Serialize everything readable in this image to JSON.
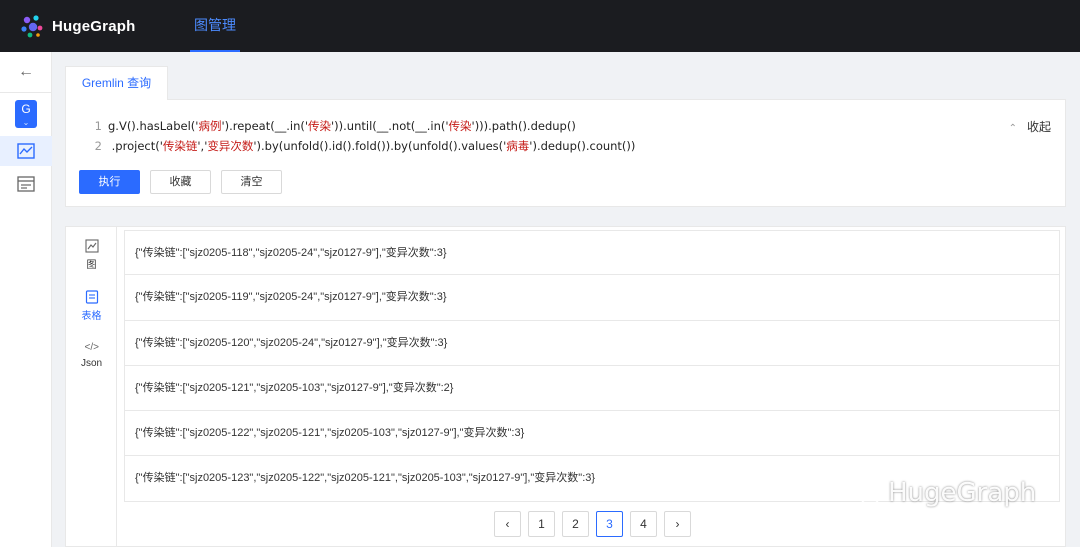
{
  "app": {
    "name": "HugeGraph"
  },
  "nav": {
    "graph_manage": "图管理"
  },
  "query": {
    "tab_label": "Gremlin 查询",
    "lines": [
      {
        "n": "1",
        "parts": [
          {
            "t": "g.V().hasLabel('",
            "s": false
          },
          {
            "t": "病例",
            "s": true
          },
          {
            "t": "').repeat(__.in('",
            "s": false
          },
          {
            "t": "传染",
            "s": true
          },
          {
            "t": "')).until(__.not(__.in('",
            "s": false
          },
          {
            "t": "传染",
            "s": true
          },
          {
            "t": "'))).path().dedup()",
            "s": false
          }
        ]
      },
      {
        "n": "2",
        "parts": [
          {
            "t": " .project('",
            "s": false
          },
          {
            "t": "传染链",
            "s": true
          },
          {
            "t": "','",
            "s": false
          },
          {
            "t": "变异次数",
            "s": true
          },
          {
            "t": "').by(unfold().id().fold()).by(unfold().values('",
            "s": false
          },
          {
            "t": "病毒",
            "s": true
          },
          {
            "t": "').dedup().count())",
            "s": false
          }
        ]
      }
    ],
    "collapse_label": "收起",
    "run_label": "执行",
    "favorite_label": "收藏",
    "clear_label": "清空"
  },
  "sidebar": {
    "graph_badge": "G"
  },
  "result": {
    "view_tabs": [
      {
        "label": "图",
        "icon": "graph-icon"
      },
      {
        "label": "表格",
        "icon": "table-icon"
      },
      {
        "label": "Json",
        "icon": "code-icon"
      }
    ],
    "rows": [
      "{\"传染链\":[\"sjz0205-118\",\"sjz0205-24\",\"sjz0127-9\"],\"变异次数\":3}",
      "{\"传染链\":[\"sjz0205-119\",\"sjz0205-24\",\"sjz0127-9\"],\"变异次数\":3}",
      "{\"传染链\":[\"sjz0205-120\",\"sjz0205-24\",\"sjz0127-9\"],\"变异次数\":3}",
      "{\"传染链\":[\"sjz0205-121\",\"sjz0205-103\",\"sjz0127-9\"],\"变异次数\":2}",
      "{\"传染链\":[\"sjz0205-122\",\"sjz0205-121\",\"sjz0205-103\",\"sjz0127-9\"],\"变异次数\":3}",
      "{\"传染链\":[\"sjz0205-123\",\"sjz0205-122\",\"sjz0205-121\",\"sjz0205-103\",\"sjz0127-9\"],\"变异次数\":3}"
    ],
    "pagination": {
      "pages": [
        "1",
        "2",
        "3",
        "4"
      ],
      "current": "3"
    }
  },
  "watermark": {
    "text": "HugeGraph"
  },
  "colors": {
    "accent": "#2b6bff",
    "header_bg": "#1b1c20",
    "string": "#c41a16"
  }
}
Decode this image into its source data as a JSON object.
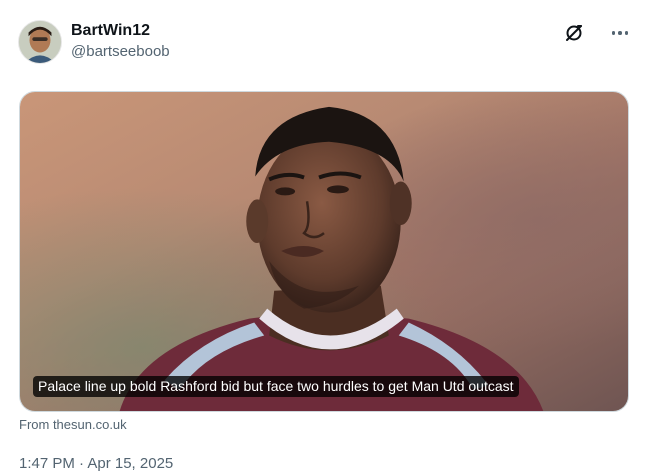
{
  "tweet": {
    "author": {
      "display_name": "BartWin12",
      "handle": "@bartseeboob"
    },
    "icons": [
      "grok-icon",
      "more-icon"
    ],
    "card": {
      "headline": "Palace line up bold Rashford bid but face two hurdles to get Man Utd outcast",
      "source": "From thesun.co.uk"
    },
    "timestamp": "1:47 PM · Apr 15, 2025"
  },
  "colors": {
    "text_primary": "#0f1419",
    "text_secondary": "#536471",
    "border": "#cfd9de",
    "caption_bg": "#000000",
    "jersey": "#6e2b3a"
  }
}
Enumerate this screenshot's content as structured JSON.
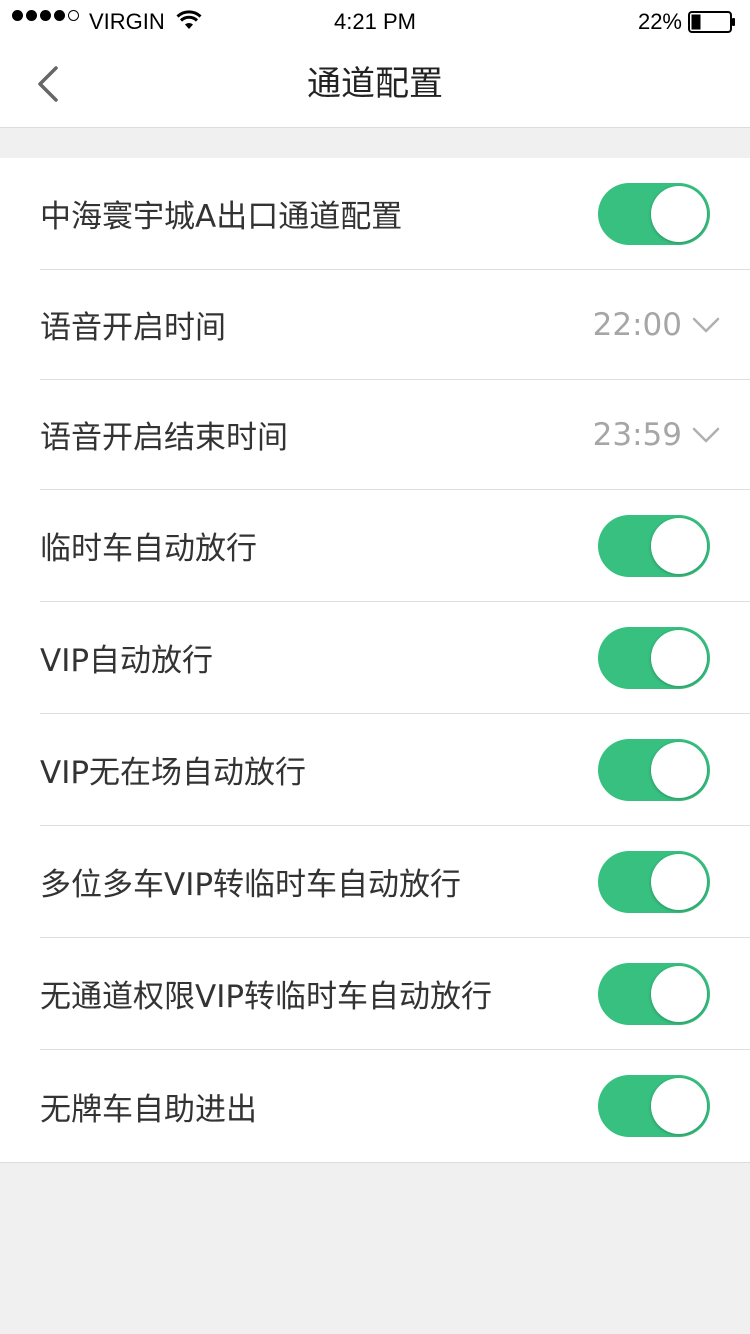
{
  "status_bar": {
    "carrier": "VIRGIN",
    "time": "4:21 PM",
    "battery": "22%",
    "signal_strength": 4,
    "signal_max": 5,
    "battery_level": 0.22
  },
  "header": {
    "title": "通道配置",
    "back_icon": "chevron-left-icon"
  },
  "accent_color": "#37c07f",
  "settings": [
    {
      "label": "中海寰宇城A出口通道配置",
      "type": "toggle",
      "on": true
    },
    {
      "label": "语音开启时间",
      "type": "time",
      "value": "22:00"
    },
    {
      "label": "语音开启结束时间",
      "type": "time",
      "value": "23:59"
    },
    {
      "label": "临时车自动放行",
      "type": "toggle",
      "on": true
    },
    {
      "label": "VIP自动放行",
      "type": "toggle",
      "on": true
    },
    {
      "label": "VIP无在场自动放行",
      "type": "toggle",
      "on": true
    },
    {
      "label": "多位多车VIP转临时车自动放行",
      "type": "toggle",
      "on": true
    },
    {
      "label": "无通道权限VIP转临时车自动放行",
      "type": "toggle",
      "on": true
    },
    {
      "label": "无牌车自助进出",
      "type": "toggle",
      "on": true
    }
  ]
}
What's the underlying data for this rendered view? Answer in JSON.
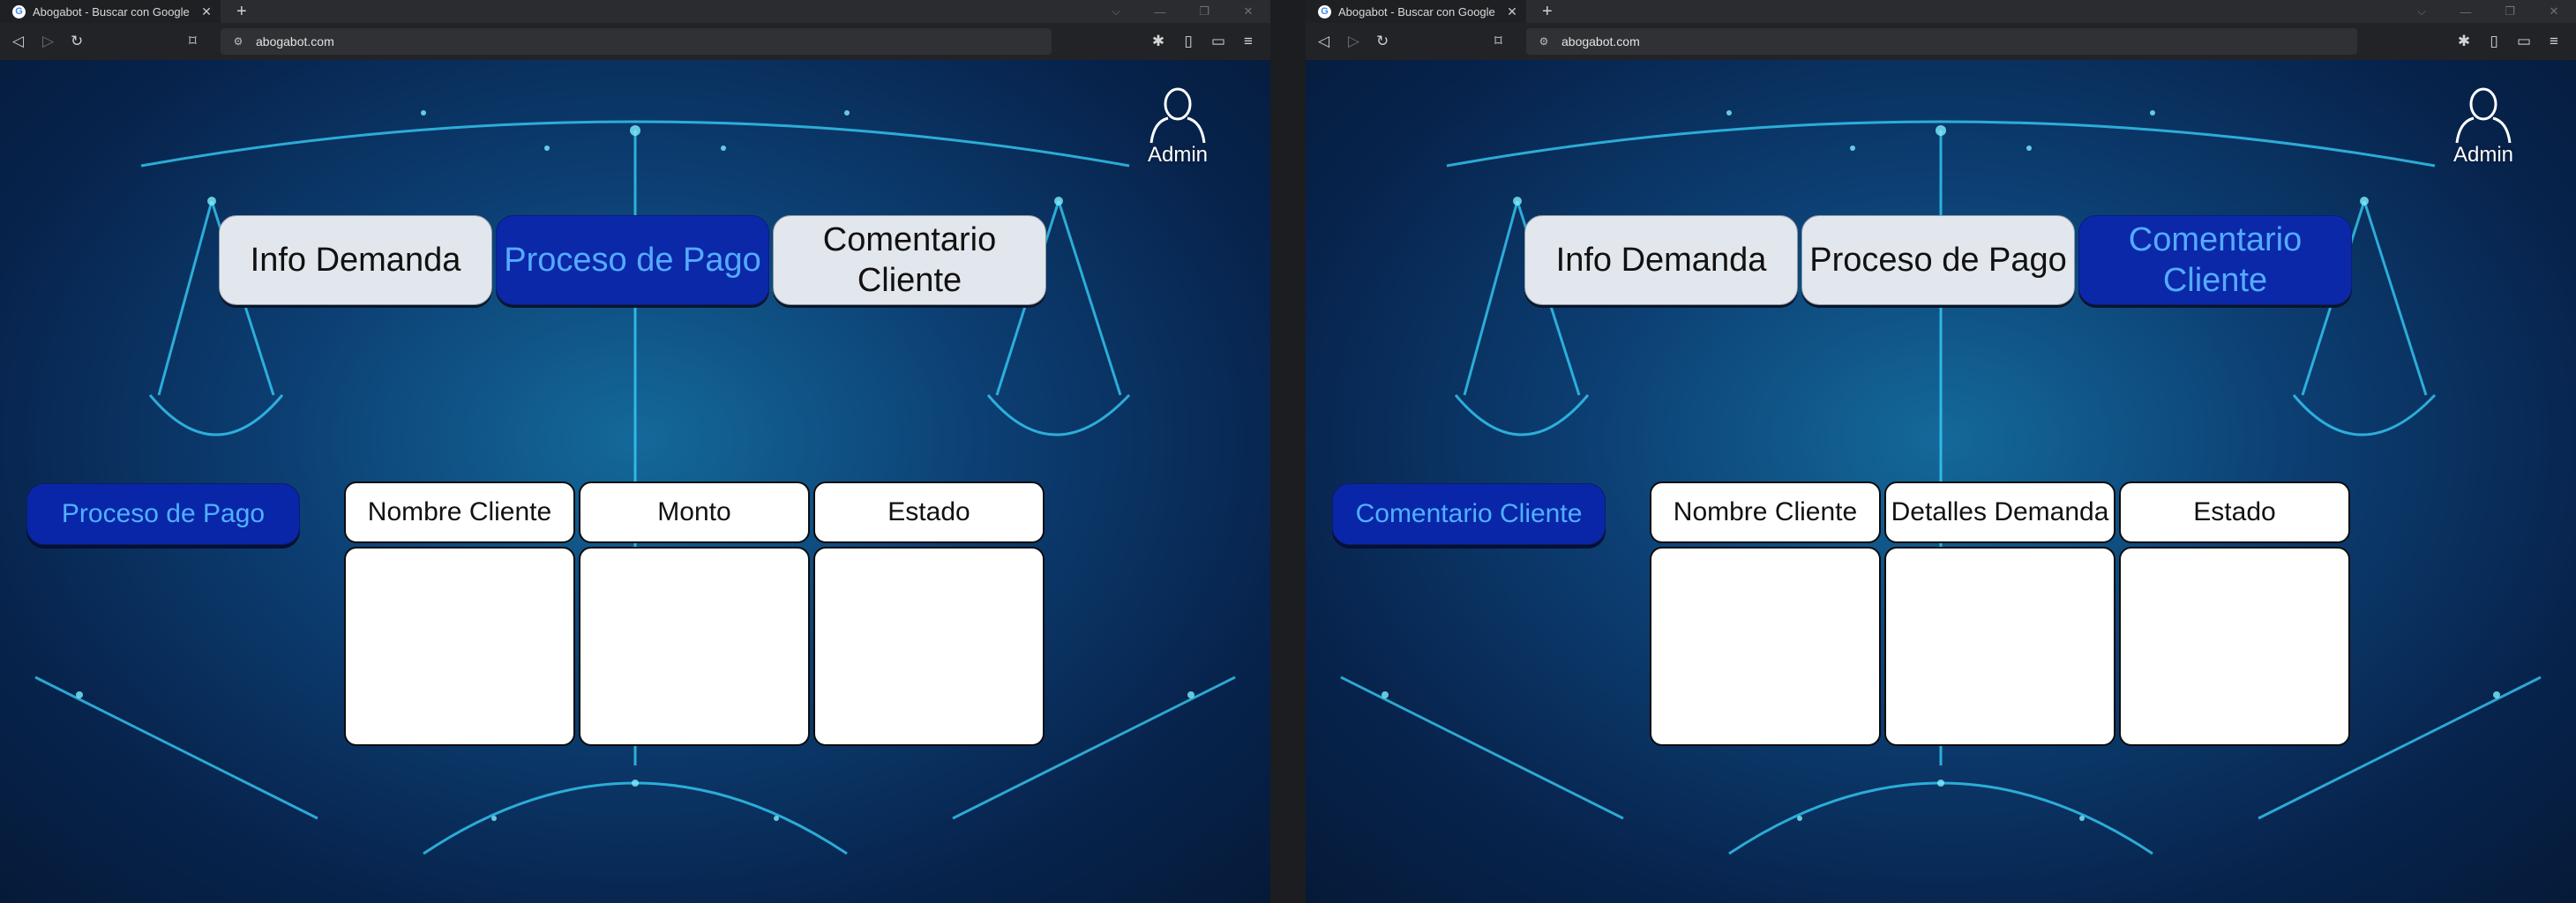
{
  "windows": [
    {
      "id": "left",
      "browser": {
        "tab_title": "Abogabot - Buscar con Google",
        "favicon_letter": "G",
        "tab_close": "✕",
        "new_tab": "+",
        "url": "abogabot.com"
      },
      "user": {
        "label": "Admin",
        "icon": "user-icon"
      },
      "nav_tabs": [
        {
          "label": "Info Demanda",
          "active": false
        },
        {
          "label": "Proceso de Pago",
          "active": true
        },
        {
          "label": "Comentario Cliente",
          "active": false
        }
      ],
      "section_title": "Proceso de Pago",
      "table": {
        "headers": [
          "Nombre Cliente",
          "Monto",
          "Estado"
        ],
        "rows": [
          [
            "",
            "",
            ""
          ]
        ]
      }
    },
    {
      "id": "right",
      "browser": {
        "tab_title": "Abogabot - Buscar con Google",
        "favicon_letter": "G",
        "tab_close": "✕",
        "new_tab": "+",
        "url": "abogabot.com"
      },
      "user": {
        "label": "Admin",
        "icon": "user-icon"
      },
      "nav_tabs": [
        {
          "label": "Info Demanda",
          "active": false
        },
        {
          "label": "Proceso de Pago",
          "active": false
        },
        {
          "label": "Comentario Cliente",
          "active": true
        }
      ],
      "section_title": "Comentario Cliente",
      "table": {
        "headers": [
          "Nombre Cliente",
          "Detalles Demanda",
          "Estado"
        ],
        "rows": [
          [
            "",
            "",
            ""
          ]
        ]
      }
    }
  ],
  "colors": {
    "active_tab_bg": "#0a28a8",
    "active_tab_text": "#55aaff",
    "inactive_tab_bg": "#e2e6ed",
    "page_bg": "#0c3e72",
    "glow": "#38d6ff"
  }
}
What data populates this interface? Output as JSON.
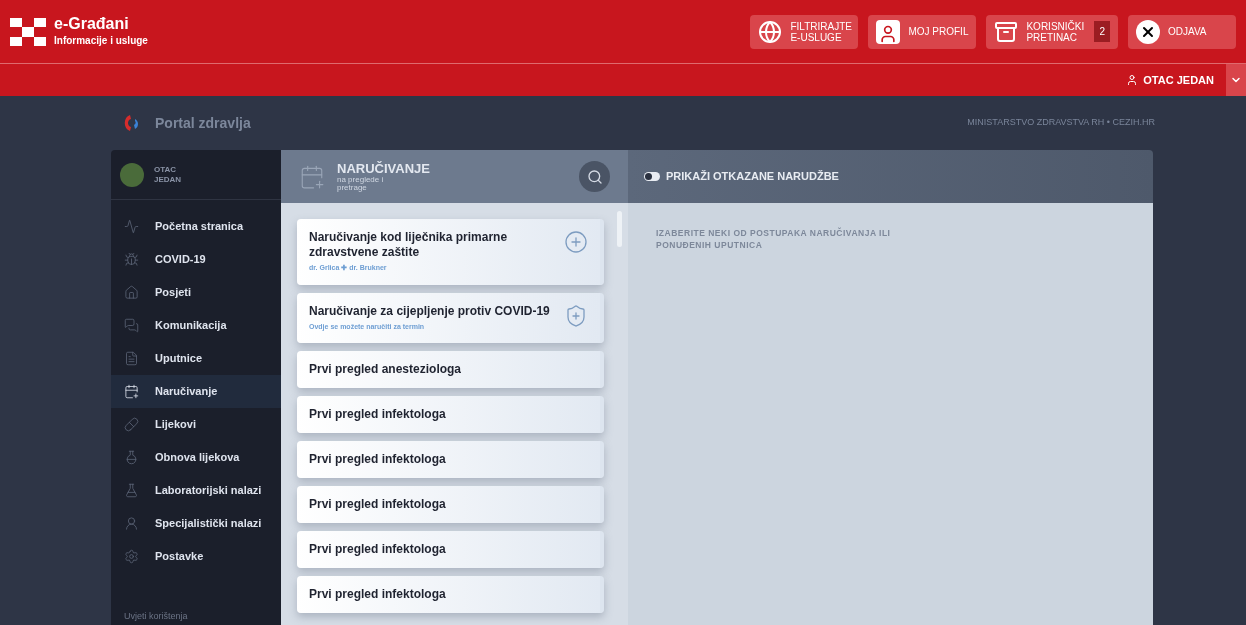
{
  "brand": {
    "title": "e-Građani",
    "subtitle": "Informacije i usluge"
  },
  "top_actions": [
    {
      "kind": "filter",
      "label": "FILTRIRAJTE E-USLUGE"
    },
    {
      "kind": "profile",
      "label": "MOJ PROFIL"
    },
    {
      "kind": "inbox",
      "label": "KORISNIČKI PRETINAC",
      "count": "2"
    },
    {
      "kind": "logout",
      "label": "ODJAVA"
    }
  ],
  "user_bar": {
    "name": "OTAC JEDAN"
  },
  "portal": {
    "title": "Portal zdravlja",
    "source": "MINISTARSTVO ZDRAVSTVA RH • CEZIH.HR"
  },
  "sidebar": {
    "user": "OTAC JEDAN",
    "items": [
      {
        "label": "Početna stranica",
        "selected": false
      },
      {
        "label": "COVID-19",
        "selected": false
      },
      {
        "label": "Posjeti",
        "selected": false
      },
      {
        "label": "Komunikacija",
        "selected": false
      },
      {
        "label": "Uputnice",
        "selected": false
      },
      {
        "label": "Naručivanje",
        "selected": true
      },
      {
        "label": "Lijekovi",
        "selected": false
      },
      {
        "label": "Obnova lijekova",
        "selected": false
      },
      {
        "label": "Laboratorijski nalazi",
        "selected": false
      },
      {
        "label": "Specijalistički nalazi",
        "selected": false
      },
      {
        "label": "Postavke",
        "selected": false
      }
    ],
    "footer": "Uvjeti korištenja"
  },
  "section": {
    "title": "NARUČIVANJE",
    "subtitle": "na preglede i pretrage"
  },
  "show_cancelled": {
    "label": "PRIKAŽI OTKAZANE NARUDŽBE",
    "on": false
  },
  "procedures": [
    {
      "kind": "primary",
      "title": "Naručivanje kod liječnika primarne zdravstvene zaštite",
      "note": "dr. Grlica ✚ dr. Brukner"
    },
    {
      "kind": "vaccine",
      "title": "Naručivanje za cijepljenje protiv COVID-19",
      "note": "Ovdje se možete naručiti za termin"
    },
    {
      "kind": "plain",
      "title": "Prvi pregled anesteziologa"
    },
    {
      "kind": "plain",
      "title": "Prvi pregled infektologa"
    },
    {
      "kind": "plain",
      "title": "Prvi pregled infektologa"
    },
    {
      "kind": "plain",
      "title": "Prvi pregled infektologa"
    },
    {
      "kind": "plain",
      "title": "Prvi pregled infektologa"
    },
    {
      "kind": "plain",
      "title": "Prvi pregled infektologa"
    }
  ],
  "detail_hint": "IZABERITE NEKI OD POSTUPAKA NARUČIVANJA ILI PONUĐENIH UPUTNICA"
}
· · · · · · ·
## What needs to be done
Using the listing, collect all lines in which the string "this" is found.

## Exercise output
Serialize everything readable in this image to JSON.
Decode this image into its source data as a JSON object.
Enumerate this screenshot's content as structured JSON.
What's the underlying data for this rendered view? Answer in JSON.
What data populates this interface? Output as JSON.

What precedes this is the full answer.